Reputation: 1104
scrapy when trying to open the site returns response.status 505
505 HTTP Version Not Supported
The same site opens normally in the browser. Why might this be? How can this be fixed?
I call scrapy in console by this command line:
scrapy shell 'https://xiaohua.zol.com.cn/detail60/59411.html'
Upvotes: 0
Views: 54
Reputation: 2619
You should use proper headers to extract the data. here is a demo with output
import scrapy
from scrapy.crawler import CrawlerProcess
import json
class Xiaohua(scrapy.Spider):
name = 'xiaohua'
start_urls = 'https://xiaohua.zol.com.cn/detail60/59411.html'
def start_requests(self):
headers = {
'authority': 'xiaohua.zol.com.cn',
'cache-control': 'max-age=0',
'sec-ch-ua': '"Chromium";v="94", "Google Chrome";v="94", ";Not A Brand";v="99"',
'sec-ch-ua-mobile': '?0',
'sec-ch-ua-platform': '"Linux"',
'upgrade-insecure-requests': '1',
'user-agent': 'Mozilla/5.0 (X11; Linux x86_64) AppleWebKit/537.36 (KHTML, like Gecko) Chrome/94.0.4606.81 Safari/537.36',
'accept': 'text/html,application/xhtml+xml,application/xml;q=0.9,image/avif,image/webp,image/apng,*/*;q=0.8,application/signed-exchange;v=b3;q=0.9',
'sec-fetch-site': 'cross-site',
'sec-fetch-mode': 'navigate',
'sec-fetch-user': '?1',
'sec-fetch-dest': 'document',
'accept-language': 'en-US,en;q=0.9',
'cookie': 'z_pro_city=s_provice%3Dmengjiala%26s_city%3Dnull; userProvinceId=1; userCityId=0; userCountyId=0; userLocationId=1; ip_ck=7sWD7/jzj7QuOTIyODI0LjE2MzQxMTQxNzg%3D; lv=1634114179; vn=1; Hm_lvt_ae5edc2bc4fc71370807f6187f0a2dd0=1634114179; _ga=GA1.3.116086394.1634114186; _gid=GA1.3.2021660129.1634114186; Hm_lpvt_ae5edc2bc4fc71370807f6187f0a2dd0=1634114447; questionnaire_pv=1634083202; z_day=ixgo20%3D1%26icnmo11564%3D1; 22aa20c0da0b6f1d9a3155e8bf4c364e=cq11lgg54n27u10p%7B%7BZ%7D%7D%7B%7BZ%7D%7Dnull; MyZClick_22aa20c0da0b6f1d9a3155e8bf4c364e=/html/body/div%5B5%5D/div/div/div%5B2%5D/p/a/',
}
yield scrapy.Request(url= self.start_urls , callback=self.parse, headers=headers)

_About this task_:
Copy out the thread about Scrapy getting a 505 response, word for word and in full.

(Document layout detection data)

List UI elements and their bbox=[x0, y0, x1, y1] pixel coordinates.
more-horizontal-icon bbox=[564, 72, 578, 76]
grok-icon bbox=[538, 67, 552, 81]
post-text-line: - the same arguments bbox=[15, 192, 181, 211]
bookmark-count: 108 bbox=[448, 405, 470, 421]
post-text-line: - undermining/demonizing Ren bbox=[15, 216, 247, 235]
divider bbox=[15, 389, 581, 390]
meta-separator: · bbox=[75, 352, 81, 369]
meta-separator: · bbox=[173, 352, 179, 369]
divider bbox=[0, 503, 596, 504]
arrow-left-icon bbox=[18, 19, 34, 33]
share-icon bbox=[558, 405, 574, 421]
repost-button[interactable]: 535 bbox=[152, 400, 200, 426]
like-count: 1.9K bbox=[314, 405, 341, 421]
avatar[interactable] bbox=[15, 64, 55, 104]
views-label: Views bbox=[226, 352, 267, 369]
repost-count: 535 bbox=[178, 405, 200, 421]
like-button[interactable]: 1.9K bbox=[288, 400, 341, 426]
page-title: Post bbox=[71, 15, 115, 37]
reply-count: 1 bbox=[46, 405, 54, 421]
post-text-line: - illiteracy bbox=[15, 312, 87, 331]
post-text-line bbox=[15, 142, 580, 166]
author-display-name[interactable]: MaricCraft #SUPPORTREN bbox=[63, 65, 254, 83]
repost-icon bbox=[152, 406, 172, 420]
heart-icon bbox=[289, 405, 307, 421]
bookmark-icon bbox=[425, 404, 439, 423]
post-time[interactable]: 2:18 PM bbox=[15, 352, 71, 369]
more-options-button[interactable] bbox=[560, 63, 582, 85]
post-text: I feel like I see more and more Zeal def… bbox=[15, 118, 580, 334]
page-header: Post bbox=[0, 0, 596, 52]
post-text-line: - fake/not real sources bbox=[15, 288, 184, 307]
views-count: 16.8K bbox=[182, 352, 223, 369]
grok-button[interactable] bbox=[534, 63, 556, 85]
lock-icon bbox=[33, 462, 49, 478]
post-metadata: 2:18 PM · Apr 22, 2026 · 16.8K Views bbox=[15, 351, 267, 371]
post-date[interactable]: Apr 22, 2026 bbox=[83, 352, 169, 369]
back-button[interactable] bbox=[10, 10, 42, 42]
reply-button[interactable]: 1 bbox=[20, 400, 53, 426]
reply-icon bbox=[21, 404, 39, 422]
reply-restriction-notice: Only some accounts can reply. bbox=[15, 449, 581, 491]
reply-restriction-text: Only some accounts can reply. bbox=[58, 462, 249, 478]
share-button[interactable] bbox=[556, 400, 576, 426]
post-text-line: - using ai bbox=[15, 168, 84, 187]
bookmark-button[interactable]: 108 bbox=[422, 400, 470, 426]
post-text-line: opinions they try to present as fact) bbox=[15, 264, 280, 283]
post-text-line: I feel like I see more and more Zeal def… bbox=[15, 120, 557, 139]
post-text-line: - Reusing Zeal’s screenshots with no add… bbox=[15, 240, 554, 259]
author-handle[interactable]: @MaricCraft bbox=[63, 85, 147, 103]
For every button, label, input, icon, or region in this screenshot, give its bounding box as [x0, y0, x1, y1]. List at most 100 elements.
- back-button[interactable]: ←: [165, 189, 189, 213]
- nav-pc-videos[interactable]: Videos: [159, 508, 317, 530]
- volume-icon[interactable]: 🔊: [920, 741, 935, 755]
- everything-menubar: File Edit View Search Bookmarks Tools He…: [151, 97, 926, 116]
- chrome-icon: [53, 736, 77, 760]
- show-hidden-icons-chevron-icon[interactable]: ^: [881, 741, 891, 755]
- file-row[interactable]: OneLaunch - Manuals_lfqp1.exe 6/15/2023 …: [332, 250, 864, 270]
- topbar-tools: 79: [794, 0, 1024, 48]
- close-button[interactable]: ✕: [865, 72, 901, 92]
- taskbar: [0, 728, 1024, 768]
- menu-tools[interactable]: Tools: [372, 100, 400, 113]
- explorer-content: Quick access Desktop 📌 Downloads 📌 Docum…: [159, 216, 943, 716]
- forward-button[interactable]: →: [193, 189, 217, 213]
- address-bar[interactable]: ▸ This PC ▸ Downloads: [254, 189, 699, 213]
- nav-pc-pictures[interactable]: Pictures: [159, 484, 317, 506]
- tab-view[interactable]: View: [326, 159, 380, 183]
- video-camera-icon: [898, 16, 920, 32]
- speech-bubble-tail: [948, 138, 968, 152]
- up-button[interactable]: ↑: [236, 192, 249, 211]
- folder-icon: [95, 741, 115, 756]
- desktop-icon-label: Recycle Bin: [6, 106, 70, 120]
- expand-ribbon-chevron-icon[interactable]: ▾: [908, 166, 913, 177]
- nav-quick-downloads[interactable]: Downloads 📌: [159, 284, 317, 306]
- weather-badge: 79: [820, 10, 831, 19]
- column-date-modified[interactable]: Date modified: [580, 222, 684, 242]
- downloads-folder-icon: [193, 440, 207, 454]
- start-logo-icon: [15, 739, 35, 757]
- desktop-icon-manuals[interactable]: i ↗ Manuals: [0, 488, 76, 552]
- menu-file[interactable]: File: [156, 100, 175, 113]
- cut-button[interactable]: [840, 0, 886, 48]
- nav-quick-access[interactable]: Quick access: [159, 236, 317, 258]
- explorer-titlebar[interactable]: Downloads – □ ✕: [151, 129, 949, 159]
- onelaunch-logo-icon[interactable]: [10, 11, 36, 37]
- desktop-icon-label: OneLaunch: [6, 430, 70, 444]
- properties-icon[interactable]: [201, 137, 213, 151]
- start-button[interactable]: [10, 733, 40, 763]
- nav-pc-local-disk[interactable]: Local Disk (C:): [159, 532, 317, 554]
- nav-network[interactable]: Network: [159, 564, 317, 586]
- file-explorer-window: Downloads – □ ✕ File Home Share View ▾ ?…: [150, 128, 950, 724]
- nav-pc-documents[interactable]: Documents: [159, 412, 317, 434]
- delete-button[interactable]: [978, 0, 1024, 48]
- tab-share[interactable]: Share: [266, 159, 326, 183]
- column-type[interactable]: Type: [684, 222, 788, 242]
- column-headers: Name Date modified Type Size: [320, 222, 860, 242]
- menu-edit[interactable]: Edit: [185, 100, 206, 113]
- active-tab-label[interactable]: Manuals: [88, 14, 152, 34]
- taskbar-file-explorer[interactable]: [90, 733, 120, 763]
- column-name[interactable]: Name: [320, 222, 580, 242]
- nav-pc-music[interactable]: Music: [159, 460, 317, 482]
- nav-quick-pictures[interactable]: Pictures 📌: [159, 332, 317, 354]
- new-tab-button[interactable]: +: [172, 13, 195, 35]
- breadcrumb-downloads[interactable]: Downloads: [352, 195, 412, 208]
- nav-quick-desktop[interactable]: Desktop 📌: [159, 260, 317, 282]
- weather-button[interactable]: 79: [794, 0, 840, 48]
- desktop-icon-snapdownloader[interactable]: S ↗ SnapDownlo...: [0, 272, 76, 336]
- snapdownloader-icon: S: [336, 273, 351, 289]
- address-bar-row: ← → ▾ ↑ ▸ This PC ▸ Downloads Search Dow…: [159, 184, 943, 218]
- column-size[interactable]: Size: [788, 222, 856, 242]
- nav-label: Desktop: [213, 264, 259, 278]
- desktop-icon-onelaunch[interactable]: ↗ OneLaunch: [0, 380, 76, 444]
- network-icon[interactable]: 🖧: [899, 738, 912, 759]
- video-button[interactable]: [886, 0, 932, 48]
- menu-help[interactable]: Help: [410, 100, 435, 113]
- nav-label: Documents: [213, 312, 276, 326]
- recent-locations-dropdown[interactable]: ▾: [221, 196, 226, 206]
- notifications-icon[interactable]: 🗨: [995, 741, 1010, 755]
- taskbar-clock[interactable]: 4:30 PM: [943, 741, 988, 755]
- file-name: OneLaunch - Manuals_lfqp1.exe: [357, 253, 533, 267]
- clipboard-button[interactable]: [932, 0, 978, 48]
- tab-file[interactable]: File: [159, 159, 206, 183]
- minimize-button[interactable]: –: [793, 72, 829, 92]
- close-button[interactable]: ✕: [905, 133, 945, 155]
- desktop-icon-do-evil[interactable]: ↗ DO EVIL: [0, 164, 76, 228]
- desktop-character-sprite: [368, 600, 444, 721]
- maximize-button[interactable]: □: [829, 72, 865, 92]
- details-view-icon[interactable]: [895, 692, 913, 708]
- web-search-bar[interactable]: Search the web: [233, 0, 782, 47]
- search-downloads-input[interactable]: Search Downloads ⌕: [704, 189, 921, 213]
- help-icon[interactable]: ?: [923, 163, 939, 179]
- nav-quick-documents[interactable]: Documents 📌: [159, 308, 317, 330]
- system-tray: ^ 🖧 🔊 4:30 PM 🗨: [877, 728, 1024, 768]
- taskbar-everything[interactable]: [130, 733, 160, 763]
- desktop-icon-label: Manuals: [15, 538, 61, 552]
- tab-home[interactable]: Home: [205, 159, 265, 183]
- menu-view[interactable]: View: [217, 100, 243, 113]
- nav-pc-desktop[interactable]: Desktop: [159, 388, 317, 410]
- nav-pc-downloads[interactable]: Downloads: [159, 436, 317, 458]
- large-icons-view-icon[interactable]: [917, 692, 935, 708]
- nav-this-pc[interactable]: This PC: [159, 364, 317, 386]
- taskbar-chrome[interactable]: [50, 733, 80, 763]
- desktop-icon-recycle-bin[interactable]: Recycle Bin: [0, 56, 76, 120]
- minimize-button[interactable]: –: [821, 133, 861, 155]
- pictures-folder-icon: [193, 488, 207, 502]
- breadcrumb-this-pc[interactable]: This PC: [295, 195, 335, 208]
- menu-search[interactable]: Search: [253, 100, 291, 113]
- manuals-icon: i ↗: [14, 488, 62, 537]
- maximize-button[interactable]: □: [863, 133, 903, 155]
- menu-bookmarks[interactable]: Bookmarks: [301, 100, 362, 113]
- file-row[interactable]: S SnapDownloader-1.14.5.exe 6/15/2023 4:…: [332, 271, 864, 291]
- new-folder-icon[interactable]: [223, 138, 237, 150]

_Answer_:
Reputation: 1104
scrapy when trying to open the site returns response.status 505
505 HTTP Version Not Supported
The same site opens normally in the browser. Why might this be? How can this be fixed?
I call scrapy in console by this command line:
scrapy shell 'https://xiaohua.zol.com.cn/detail60/59411.html'
Upvotes: 0
Views: 54
Reputation: 2619
You should use proper headers to extract the data. here is a demo with output
import scrapy
from scrapy.crawler import CrawlerProcess
import json
class Xiaohua(scrapy.Spider):
name = 'xiaohua'
start_urls = 'https://xiaohua.zol.com.cn/detail60/59411.html'
def start_requests(self):
headers = {
'authority': 'xiaohua.zol.com.cn',
'cache-control': 'max-age=0',
'sec-ch-ua': '"Chromium";v="94", "Google Chrome";v="94", ";Not A Brand";v="99"',
'sec-ch-ua-mobile': '?0',
'sec-ch-ua-platform': '"Linux"',
'upgrade-insecure-requests': '1',
'user-agent': 'Mozilla/5.0 (X11; Linux x86_64) AppleWebKit/537.36 (KHTML, like Gecko) Chrome/94.0.4606.81 Safari/537.36',
'accept': 'text/html,application/xhtml+xml,application/xml;q=0.9,image/avif,image/webp,image/apng,*/*;q=0.8,application/signed-exchange;v=b3;q=0.9',
'sec-fetch-site': 'cross-site',
'sec-fetch-mode': 'navigate',
'sec-fetch-user': '?1',
'sec-fetch-dest': 'document',
'accept-language': 'en-US,en;q=0.9',
'cookie': 'z_pro_city=s_provice%3Dmengjiala%26s_city%3Dnull; userProvinceId=1; userCityId=0; userCountyId=0; userLocationId=1; ip_ck=7sWD7/jzj7QuOTIyODI0LjE2MzQxMTQxNzg%3D; lv=1634114179; vn=1; Hm_lvt_ae5edc2bc4fc71370807f6187f0a2dd0=1634114179; _ga=GA1.3.116086394.1634114186; _gid=GA1.3.2021660129.1634114186; Hm_lpvt_ae5edc2bc4fc71370807f6187f0a2dd0=1634114447; questionnaire_pv=1634083202; z_day=ixgo20%3D1%26icnmo11564%3D1; 22aa20c0da0b6f1d9a3155e8bf4c364e=cq11lgg54n27u10p%7B%7BZ%7D%7D%7B%7BZ%7D%7Dnull; MyZClick_22aa20c0da0b6f1d9a3155e8bf4c364e=/html/body/div%5B5%5D/div/div/div%5B2%5D/p/a/',
}
yield scrapy.Request(url= self.start_urls , callback=self.parse, headers=headers)